(Dataset entries on figures)

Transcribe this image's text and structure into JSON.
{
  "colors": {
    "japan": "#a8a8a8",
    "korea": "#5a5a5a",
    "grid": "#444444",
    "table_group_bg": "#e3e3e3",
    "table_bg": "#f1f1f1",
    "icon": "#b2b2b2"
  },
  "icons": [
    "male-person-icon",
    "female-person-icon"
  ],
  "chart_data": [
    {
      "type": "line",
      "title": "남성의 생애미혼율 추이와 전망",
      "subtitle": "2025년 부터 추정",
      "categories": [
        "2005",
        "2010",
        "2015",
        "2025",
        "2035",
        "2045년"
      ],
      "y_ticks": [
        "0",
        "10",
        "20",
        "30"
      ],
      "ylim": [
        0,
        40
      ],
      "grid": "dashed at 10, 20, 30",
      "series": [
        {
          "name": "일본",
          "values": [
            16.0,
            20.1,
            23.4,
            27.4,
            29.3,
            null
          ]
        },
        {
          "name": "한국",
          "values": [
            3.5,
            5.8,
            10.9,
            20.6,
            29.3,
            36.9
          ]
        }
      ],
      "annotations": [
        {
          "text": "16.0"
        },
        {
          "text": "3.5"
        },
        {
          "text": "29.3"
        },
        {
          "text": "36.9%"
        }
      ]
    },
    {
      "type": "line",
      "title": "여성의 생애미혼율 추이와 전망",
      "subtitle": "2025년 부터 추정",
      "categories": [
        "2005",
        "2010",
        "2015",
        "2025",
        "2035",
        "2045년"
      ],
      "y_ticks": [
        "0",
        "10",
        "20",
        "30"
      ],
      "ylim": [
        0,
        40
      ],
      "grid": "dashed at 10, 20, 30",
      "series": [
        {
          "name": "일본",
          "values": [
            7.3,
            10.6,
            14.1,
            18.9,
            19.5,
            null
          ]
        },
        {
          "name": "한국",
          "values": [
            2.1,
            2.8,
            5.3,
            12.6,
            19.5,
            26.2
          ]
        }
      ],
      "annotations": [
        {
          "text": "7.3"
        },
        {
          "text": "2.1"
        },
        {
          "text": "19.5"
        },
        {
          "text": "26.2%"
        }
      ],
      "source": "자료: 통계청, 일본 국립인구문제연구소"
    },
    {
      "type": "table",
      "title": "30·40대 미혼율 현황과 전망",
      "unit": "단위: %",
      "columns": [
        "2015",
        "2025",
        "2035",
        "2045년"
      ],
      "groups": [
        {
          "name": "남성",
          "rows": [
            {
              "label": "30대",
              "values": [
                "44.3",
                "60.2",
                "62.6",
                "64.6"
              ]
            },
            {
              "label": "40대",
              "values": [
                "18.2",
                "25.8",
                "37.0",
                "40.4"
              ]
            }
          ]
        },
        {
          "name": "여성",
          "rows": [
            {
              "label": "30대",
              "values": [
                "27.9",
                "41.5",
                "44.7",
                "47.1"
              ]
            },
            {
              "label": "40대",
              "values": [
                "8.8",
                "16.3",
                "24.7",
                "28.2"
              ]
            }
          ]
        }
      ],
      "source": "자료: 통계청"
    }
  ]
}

_EXERCISE TASK_. In the entries above, find each line with the string "생애미혼율" and copy it.

_TASK SOLUTION_.
      "title": "남성의 생애미혼율 추이와 전망",
      "title": "여성의 생애미혼율 추이와 전망",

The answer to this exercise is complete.